--- 本文 ---
____________________
結婚してしみじみ思ったが、夫とちょっとでも意見が合わないと不安になる奥様方が多くてビックリした。
夫婦とは何もかも意見が合うもの、で、あるらしい。
そんなことあるわけない。
一緒に育ってきた兄弟姉妹だって意見が合わないことがあるのに、まったく違う親から生まれて育った人と、意見が完全に一緒になるほうがおかしい。
ましてや産んでくれた親とだって意見が合わないことがあるのにさ。
これって日本人はとくに強い傾向があるのかなって思った。島国で、ほぼ単一民族だった日本は“同じ”であることを尊ぶ傾向がある。
だから学校には制服があるところが多いし、それを当然のように受け入れる土壌があるように思う。
サラリーマンだって、だいたいスーツ着てるし、職場に制服があるところだって多いだろう。職業的性質から制服じゃなきゃいけないところもあるんだろうけどさ。
そうすると夫婦も“同じ”じゃないといけないって思いやすい。
それで、少しでも違うところがあると不安になる……らしい。
でも、何もかもの意見が一致したり、好みが合ったりすることなんてありえない。
違う人間だからこそ、興味を持ったり、惹かれ合ったりして、仲良くなったり、結婚したりするんだと思う。
確かに、まったく接点がない、意見が合わないのに仲良くなるのは難しい。
とくに趣味が合うということが親しくなるポイントかなと思う。
楽しいと思うことが一致しやすいと、親しくなりやすいような気がする。
そして親しくなると、お互い楽しいことしかないのが基本だから、一緒にいて「合わないな」と感じることが少ないのだ。
____________________
--- 指示 ---
本文で、日本が「同じ」であることを尊ぶ傾向があるとされる背景は何か。

--- 提供情報 ---
____________________
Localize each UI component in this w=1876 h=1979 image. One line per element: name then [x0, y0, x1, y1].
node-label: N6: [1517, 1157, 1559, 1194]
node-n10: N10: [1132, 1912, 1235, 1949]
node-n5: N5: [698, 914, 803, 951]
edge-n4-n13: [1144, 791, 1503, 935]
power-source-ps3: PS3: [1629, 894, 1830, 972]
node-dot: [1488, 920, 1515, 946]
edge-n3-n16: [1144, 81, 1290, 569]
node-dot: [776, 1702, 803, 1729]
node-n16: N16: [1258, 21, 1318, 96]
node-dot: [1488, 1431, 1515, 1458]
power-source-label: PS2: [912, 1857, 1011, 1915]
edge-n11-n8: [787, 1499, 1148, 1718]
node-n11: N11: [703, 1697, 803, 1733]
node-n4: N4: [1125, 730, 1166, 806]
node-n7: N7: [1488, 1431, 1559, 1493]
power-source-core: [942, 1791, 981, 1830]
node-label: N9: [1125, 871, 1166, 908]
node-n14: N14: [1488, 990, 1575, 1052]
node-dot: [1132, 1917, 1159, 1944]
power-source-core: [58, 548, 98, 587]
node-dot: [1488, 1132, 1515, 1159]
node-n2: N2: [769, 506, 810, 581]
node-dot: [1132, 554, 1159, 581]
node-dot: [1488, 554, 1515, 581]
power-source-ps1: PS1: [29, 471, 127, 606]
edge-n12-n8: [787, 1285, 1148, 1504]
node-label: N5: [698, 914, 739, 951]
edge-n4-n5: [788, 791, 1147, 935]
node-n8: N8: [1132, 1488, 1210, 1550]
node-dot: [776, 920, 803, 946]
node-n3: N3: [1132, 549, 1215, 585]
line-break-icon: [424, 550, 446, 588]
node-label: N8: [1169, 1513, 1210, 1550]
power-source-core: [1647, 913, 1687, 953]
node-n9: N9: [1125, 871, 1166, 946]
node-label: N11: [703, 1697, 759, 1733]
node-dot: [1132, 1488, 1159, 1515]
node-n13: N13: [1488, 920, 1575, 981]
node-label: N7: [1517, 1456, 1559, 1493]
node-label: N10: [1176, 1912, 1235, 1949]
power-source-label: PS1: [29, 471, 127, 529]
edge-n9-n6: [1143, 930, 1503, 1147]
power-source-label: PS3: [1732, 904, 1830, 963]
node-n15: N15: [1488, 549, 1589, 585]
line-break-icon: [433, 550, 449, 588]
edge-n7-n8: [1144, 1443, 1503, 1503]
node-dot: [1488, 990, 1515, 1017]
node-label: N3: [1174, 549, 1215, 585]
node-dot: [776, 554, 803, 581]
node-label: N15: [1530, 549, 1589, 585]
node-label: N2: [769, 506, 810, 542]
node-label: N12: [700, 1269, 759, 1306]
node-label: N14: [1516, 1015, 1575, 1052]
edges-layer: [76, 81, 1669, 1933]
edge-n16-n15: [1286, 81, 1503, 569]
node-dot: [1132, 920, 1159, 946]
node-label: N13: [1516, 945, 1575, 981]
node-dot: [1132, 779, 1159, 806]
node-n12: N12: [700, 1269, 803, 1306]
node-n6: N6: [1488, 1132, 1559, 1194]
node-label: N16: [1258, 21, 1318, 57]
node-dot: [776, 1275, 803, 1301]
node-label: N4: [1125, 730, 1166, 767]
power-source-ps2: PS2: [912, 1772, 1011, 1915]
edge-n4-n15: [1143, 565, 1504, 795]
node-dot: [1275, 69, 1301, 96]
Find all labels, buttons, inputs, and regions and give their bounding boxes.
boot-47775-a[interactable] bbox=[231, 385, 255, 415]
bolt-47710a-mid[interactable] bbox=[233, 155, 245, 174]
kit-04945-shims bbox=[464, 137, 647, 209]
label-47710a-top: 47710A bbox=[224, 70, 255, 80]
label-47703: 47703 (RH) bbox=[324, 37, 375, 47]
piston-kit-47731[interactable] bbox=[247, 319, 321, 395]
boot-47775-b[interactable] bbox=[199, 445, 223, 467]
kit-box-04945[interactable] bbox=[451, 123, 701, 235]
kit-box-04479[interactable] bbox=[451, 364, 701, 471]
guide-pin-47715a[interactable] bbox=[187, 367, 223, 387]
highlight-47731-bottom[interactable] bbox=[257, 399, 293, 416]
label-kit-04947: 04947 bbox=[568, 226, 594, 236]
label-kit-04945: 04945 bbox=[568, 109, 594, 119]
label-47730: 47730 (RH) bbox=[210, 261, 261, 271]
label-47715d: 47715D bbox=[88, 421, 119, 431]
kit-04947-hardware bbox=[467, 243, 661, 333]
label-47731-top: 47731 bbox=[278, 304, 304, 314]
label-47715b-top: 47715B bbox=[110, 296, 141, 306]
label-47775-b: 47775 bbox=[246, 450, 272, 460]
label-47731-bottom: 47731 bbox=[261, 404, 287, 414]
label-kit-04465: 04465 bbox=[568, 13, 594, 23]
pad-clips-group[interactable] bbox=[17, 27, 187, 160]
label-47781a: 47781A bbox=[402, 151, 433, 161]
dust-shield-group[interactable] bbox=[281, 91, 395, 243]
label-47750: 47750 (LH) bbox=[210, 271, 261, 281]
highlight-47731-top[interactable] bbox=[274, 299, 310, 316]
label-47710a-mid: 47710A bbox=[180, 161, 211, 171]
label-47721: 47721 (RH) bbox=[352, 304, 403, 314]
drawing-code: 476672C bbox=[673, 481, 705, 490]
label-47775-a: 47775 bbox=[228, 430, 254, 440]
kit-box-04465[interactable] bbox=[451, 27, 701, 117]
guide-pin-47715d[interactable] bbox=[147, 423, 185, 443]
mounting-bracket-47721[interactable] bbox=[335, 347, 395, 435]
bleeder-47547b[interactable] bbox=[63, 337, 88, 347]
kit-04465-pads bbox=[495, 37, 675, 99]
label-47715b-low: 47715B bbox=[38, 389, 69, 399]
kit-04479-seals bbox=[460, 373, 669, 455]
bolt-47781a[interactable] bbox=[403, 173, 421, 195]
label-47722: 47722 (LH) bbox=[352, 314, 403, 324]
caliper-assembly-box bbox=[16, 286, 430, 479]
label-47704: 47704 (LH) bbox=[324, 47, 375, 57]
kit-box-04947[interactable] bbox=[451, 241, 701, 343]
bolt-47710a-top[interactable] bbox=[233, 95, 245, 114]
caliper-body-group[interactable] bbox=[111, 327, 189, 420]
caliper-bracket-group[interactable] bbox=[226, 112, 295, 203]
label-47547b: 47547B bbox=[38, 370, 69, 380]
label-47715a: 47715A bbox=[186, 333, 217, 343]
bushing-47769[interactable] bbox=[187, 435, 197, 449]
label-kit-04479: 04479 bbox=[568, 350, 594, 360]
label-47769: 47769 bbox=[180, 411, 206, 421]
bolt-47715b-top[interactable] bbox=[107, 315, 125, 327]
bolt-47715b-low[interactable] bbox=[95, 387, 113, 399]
____________________
--- 解答全文 ---
日本が島国で、ほぼ単一民族だったことである。